::: Excerpt to read :::

After Vladimir Putin succeeded Boris Yeltsin as president of Russia in 2000, one of the first things he did was rewrite the country’s post-Soviet Union national anthem – a wordless dirge that had been chosen in 1990, and which left the country’s athletes standing mute on the podium when they won an Olympic gold medal.
His choice for the new anthem? The old Soviet one, with new lyrics from the poet commissioned by Joseph Stalin to write the original verses.
Even Mr. Yeltsin was taken aback; he saw it as a rejection of the post-communist, democratic path the Russian Federation was on after the fall of the Berlin Wall.
A better interpretation would have been that Mr. Putin was foreshadowing where he intended to take Russia – a destination that today could be described, in the words of some other famous songwriters, as Back in the U.S.S.R.
Just like the good old Soviet days, Russia is annexing neighbouring territories, putting industry to work for the state, rigging the justice system, silencing the media and murdering domestic critics, all while its citizens are fleeing the country for a better life.
On Friday, Mr. Putin will announce to great ceremony that he is annexing a large slice of eastern Ukraine, based on the results of “referendums” in four Ukrainian regions that border Russia: Luhansk, Donetsk, Kherson and Zaporizhzhia.

:::

■ **What you are asked to do**
Answer these questions from the passage on Russia's national anthem:
(a) In what year was the wordless post-Soviet anthem chosen?
(b) Who wrote the new lyrics for the anthem that Putin selected?
(c) In which four Ukrainian regions were the "referendums" held?
The data placed after this text are separate material.

::: Excerpted records :::

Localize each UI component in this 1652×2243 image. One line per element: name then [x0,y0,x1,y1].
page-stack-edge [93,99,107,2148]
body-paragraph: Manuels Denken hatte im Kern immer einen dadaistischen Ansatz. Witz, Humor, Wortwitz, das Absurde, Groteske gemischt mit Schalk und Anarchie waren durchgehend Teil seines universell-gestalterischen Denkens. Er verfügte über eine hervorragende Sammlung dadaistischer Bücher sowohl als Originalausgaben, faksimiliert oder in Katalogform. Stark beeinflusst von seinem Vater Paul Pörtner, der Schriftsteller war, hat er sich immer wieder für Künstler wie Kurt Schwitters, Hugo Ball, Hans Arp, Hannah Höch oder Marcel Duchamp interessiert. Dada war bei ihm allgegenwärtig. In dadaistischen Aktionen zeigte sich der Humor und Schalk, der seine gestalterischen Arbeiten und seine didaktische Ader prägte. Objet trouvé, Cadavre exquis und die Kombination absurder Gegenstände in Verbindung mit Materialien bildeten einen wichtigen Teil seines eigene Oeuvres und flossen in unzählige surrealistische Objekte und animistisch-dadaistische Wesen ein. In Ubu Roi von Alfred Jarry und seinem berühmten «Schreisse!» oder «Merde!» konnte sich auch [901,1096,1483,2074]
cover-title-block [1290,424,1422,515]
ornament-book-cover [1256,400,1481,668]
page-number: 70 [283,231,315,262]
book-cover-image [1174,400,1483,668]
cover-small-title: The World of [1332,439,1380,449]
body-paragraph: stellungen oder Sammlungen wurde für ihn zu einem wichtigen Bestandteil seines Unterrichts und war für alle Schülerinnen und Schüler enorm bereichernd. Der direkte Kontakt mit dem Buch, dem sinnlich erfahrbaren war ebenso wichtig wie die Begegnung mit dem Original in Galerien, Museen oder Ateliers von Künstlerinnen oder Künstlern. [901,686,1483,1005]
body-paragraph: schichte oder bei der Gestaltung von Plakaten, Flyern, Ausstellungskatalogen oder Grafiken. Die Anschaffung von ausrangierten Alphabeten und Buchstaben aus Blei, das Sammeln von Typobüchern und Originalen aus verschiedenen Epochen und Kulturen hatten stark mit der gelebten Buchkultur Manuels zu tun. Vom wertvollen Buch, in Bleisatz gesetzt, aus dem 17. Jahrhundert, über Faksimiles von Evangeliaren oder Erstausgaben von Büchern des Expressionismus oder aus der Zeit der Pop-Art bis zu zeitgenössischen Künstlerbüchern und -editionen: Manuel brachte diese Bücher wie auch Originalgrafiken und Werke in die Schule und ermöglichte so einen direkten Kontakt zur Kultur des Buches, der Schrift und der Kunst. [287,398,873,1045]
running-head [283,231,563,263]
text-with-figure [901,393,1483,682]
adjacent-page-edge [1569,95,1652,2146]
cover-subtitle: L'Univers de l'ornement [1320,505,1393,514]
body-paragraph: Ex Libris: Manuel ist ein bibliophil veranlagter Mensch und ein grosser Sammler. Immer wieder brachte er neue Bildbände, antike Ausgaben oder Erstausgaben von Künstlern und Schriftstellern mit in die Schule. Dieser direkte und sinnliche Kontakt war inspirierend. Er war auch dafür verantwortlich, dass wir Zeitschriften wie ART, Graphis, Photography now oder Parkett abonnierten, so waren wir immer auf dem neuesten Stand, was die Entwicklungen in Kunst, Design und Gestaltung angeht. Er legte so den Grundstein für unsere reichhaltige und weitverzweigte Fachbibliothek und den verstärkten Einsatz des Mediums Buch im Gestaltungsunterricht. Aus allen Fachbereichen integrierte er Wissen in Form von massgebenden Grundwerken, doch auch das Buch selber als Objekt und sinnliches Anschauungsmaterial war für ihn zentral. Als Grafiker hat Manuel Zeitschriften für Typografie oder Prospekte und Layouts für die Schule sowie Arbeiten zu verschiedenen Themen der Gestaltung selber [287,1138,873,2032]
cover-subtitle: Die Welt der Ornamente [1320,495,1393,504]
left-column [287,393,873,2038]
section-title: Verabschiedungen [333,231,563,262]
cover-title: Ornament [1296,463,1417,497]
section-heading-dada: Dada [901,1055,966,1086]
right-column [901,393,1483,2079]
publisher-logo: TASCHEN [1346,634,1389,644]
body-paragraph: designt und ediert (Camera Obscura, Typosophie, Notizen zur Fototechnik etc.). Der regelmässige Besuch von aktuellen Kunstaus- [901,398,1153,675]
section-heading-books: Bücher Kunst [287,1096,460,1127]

:::

■ **Task result**
(a) 1990
(b) The poet commissioned by Joseph Stalin to write the original verses
(c) Luhansk, Donetsk, Kherson and Zaporizhzhia